> GIVEN EXERCISE
Count every line in the entries that contains "this". Report that count alone.

> EXCERPTED RECORDS
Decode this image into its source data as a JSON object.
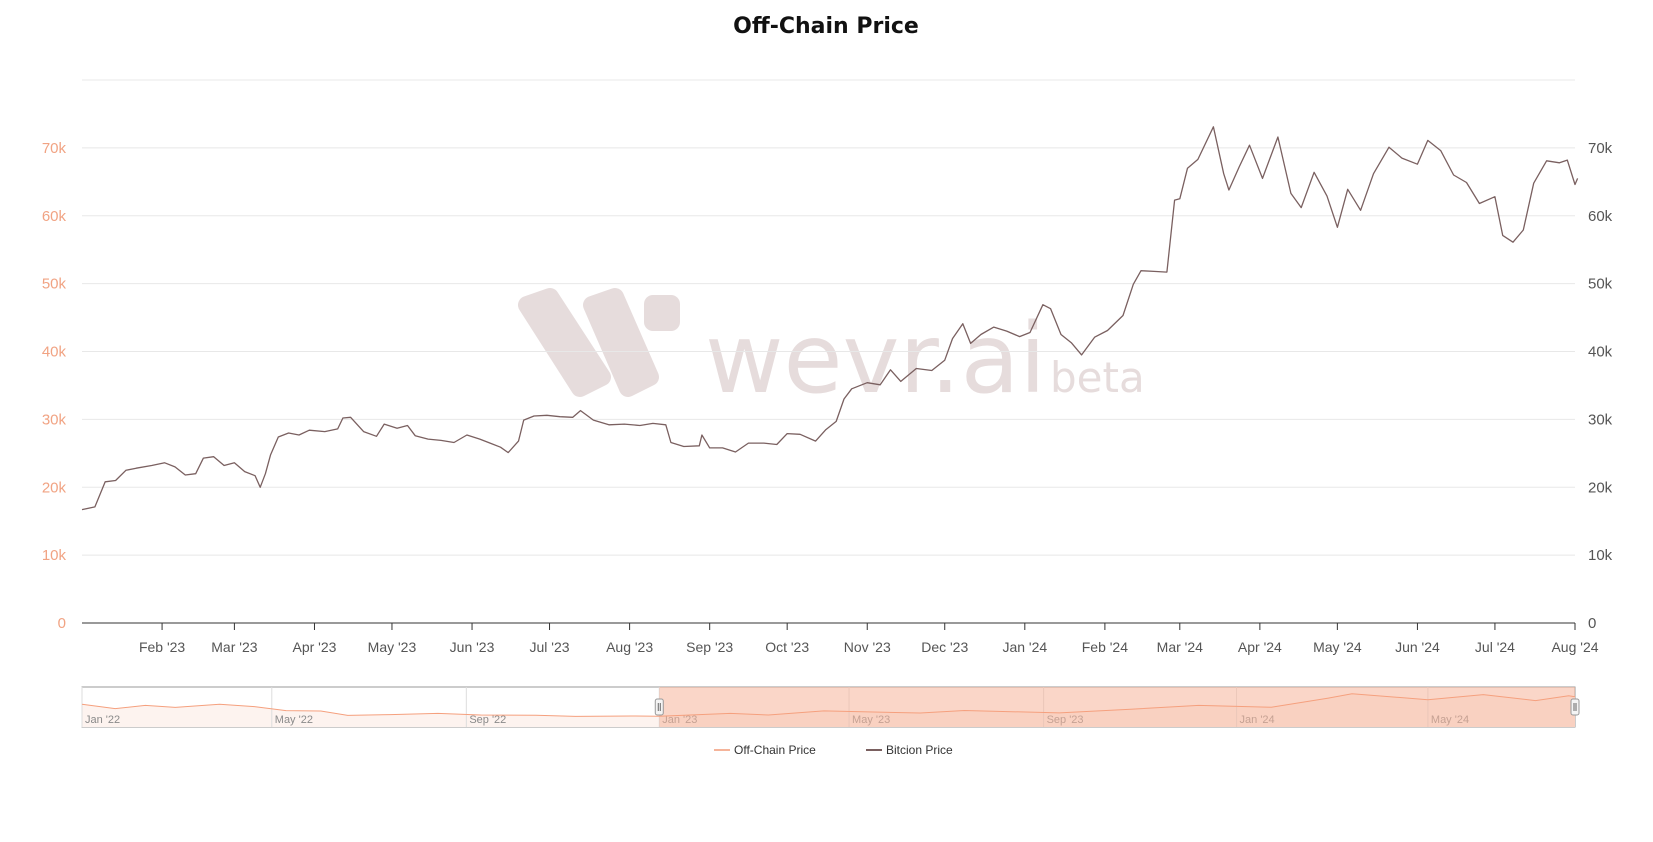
{
  "chart_data": {
    "type": "line",
    "title": "Off-Chain Price",
    "xlabel": "",
    "ylabel": "",
    "x_range": [
      "2023-01-01",
      "2024-08-01"
    ],
    "ylim": [
      0,
      80000
    ],
    "y_ticks": [
      0,
      10000,
      20000,
      30000,
      40000,
      50000,
      60000,
      70000
    ],
    "y_tick_labels": [
      "0",
      "10k",
      "20k",
      "30k",
      "40k",
      "50k",
      "60k",
      "70k"
    ],
    "x_tick_labels": [
      "Feb '23",
      "Mar '23",
      "Apr '23",
      "May '23",
      "Jun '23",
      "Jul '23",
      "Aug '23",
      "Sep '23",
      "Oct '23",
      "Nov '23",
      "Dec '23",
      "Jan '24",
      "Feb '24",
      "Mar '24",
      "Apr '24",
      "May '24",
      "Jun '24",
      "Jul '24",
      "Aug '24"
    ],
    "x_tick_dates": [
      "2023-02-01",
      "2023-03-01",
      "2023-04-01",
      "2023-05-01",
      "2023-06-01",
      "2023-07-01",
      "2023-08-01",
      "2023-09-01",
      "2023-10-01",
      "2023-11-01",
      "2023-12-01",
      "2024-01-01",
      "2024-02-01",
      "2024-03-01",
      "2024-04-01",
      "2024-05-01",
      "2024-06-01",
      "2024-07-01",
      "2024-08-01"
    ],
    "grid": true,
    "legend_position": "bottom-center",
    "colors": {
      "off_chain": "#f5b49a",
      "bitcoin": "#7a6060"
    },
    "series": [
      {
        "name": "Bitcion Price",
        "color": "#7a6060",
        "points": [
          [
            "2023-01-01",
            16700
          ],
          [
            "2023-01-06",
            17100
          ],
          [
            "2023-01-10",
            20800
          ],
          [
            "2023-01-14",
            21000
          ],
          [
            "2023-01-18",
            22500
          ],
          [
            "2023-01-22",
            22800
          ],
          [
            "2023-01-28",
            23200
          ],
          [
            "2023-02-02",
            23600
          ],
          [
            "2023-02-06",
            23000
          ],
          [
            "2023-02-10",
            21800
          ],
          [
            "2023-02-14",
            22000
          ],
          [
            "2023-02-17",
            24300
          ],
          [
            "2023-02-21",
            24500
          ],
          [
            "2023-02-25",
            23200
          ],
          [
            "2023-03-01",
            23600
          ],
          [
            "2023-03-05",
            22300
          ],
          [
            "2023-03-09",
            21700
          ],
          [
            "2023-03-11",
            20000
          ],
          [
            "2023-03-13",
            22000
          ],
          [
            "2023-03-15",
            24800
          ],
          [
            "2023-03-18",
            27400
          ],
          [
            "2023-03-22",
            28000
          ],
          [
            "2023-03-26",
            27700
          ],
          [
            "2023-03-30",
            28400
          ],
          [
            "2023-04-05",
            28200
          ],
          [
            "2023-04-10",
            28600
          ],
          [
            "2023-04-12",
            30200
          ],
          [
            "2023-04-15",
            30300
          ],
          [
            "2023-04-20",
            28200
          ],
          [
            "2023-04-25",
            27500
          ],
          [
            "2023-04-28",
            29300
          ],
          [
            "2023-05-03",
            28700
          ],
          [
            "2023-05-07",
            29100
          ],
          [
            "2023-05-10",
            27600
          ],
          [
            "2023-05-15",
            27100
          ],
          [
            "2023-05-20",
            26900
          ],
          [
            "2023-05-25",
            26600
          ],
          [
            "2023-05-30",
            27700
          ],
          [
            "2023-06-04",
            27100
          ],
          [
            "2023-06-08",
            26500
          ],
          [
            "2023-06-12",
            25900
          ],
          [
            "2023-06-15",
            25100
          ],
          [
            "2023-06-19",
            26800
          ],
          [
            "2023-06-21",
            29900
          ],
          [
            "2023-06-25",
            30500
          ],
          [
            "2023-06-30",
            30600
          ],
          [
            "2023-07-05",
            30400
          ],
          [
            "2023-07-10",
            30300
          ],
          [
            "2023-07-13",
            31300
          ],
          [
            "2023-07-18",
            29900
          ],
          [
            "2023-07-24",
            29200
          ],
          [
            "2023-07-30",
            29300
          ],
          [
            "2023-08-05",
            29100
          ],
          [
            "2023-08-10",
            29400
          ],
          [
            "2023-08-15",
            29200
          ],
          [
            "2023-08-17",
            26600
          ],
          [
            "2023-08-22",
            26000
          ],
          [
            "2023-08-28",
            26100
          ],
          [
            "2023-08-29",
            27700
          ],
          [
            "2023-09-01",
            25800
          ],
          [
            "2023-09-06",
            25800
          ],
          [
            "2023-09-11",
            25200
          ],
          [
            "2023-09-16",
            26500
          ],
          [
            "2023-09-22",
            26500
          ],
          [
            "2023-09-27",
            26300
          ],
          [
            "2023-10-01",
            27900
          ],
          [
            "2023-10-06",
            27800
          ],
          [
            "2023-10-12",
            26800
          ],
          [
            "2023-10-16",
            28500
          ],
          [
            "2023-10-20",
            29700
          ],
          [
            "2023-10-23",
            33000
          ],
          [
            "2023-10-26",
            34500
          ],
          [
            "2023-11-01",
            35400
          ],
          [
            "2023-11-06",
            35100
          ],
          [
            "2023-11-10",
            37300
          ],
          [
            "2023-11-14",
            35600
          ],
          [
            "2023-11-20",
            37500
          ],
          [
            "2023-11-26",
            37200
          ],
          [
            "2023-12-01",
            38700
          ],
          [
            "2023-12-04",
            41900
          ],
          [
            "2023-12-08",
            44100
          ],
          [
            "2023-12-11",
            41200
          ],
          [
            "2023-12-15",
            42500
          ],
          [
            "2023-12-20",
            43600
          ],
          [
            "2023-12-25",
            43000
          ],
          [
            "2023-12-30",
            42200
          ],
          [
            "2024-01-03",
            42800
          ],
          [
            "2024-01-08",
            46900
          ],
          [
            "2024-01-11",
            46300
          ],
          [
            "2024-01-15",
            42500
          ],
          [
            "2024-01-19",
            41300
          ],
          [
            "2024-01-23",
            39500
          ],
          [
            "2024-01-28",
            42100
          ],
          [
            "2024-02-02",
            43100
          ],
          [
            "2024-02-08",
            45300
          ],
          [
            "2024-02-12",
            49900
          ],
          [
            "2024-02-15",
            51900
          ],
          [
            "2024-02-20",
            51800
          ],
          [
            "2024-02-25",
            51700
          ],
          [
            "2024-02-28",
            62300
          ],
          [
            "2024-03-01",
            62500
          ],
          [
            "2024-03-04",
            67000
          ],
          [
            "2024-03-08",
            68300
          ],
          [
            "2024-03-14",
            73100
          ],
          [
            "2024-03-18",
            66200
          ],
          [
            "2024-03-20",
            63800
          ],
          [
            "2024-03-24",
            67200
          ],
          [
            "2024-03-28",
            70400
          ],
          [
            "2024-04-02",
            65500
          ],
          [
            "2024-04-08",
            71600
          ],
          [
            "2024-04-13",
            63300
          ],
          [
            "2024-04-17",
            61200
          ],
          [
            "2024-04-22",
            66400
          ],
          [
            "2024-04-27",
            62900
          ],
          [
            "2024-05-01",
            58300
          ],
          [
            "2024-05-05",
            63900
          ],
          [
            "2024-05-10",
            60800
          ],
          [
            "2024-05-15",
            66200
          ],
          [
            "2024-05-21",
            70100
          ],
          [
            "2024-05-26",
            68500
          ],
          [
            "2024-06-01",
            67600
          ],
          [
            "2024-06-05",
            71100
          ],
          [
            "2024-06-10",
            69600
          ],
          [
            "2024-06-15",
            66000
          ],
          [
            "2024-06-20",
            64900
          ],
          [
            "2024-06-25",
            61800
          ],
          [
            "2024-07-01",
            62800
          ],
          [
            "2024-07-04",
            57100
          ],
          [
            "2024-07-08",
            56100
          ],
          [
            "2024-07-12",
            57900
          ],
          [
            "2024-07-16",
            64800
          ],
          [
            "2024-07-21",
            68100
          ],
          [
            "2024-07-26",
            67800
          ],
          [
            "2024-07-29",
            68200
          ],
          [
            "2024-08-01",
            64600
          ],
          [
            "2024-08-02",
            65500
          ]
        ]
      }
    ],
    "navigator": {
      "x_labels": [
        "Jan '22",
        "May '22",
        "Sep '22",
        "Jan '23",
        "May '23",
        "Sep '23",
        "Jan '24",
        "May '24"
      ],
      "x_range": [
        "2022-01-01",
        "2024-08-02"
      ],
      "selected_range": [
        "2023-01-01",
        "2024-08-02"
      ],
      "series_name": "Off-Chain Price",
      "points": [
        [
          "2022-01-01",
          47000
        ],
        [
          "2022-01-22",
          36000
        ],
        [
          "2022-02-10",
          44000
        ],
        [
          "2022-03-01",
          39000
        ],
        [
          "2022-03-29",
          47000
        ],
        [
          "2022-04-20",
          41000
        ],
        [
          "2022-05-10",
          31000
        ],
        [
          "2022-06-01",
          30000
        ],
        [
          "2022-06-18",
          19000
        ],
        [
          "2022-07-15",
          21000
        ],
        [
          "2022-08-14",
          24000
        ],
        [
          "2022-09-10",
          20000
        ],
        [
          "2022-10-15",
          19200
        ],
        [
          "2022-11-09",
          16500
        ],
        [
          "2022-12-15",
          17500
        ],
        [
          "2023-01-01",
          16700
        ],
        [
          "2023-02-15",
          24000
        ],
        [
          "2023-03-11",
          20000
        ],
        [
          "2023-04-15",
          30300
        ],
        [
          "2023-06-15",
          25100
        ],
        [
          "2023-07-13",
          31300
        ],
        [
          "2023-09-11",
          25200
        ],
        [
          "2023-10-26",
          34500
        ],
        [
          "2023-12-08",
          44100
        ],
        [
          "2024-01-23",
          39500
        ],
        [
          "2024-02-28",
          62300
        ],
        [
          "2024-03-14",
          73100
        ],
        [
          "2024-05-01",
          58300
        ],
        [
          "2024-06-05",
          71100
        ],
        [
          "2024-07-08",
          56100
        ],
        [
          "2024-07-29",
          68200
        ],
        [
          "2024-08-02",
          65500
        ]
      ]
    },
    "legend": [
      {
        "name": "Off-Chain Price",
        "color": "#f5b49a"
      },
      {
        "name": "Bitcion Price",
        "color": "#7a6060"
      }
    ]
  },
  "watermark": {
    "text": "wevr.ai",
    "suffix": "beta"
  }
}
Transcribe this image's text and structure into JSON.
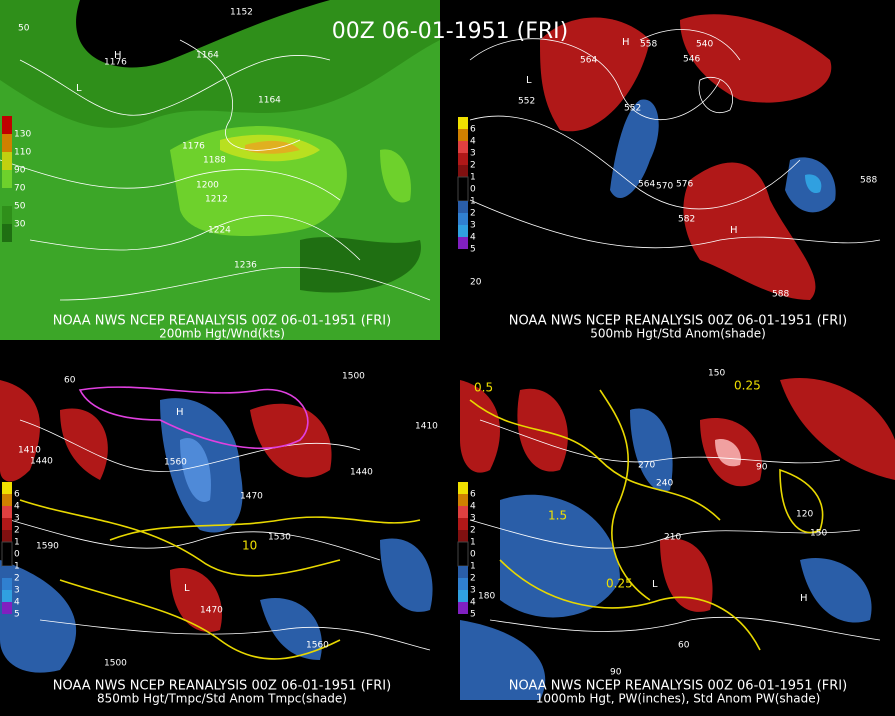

> EXPECTED OUTPUT
2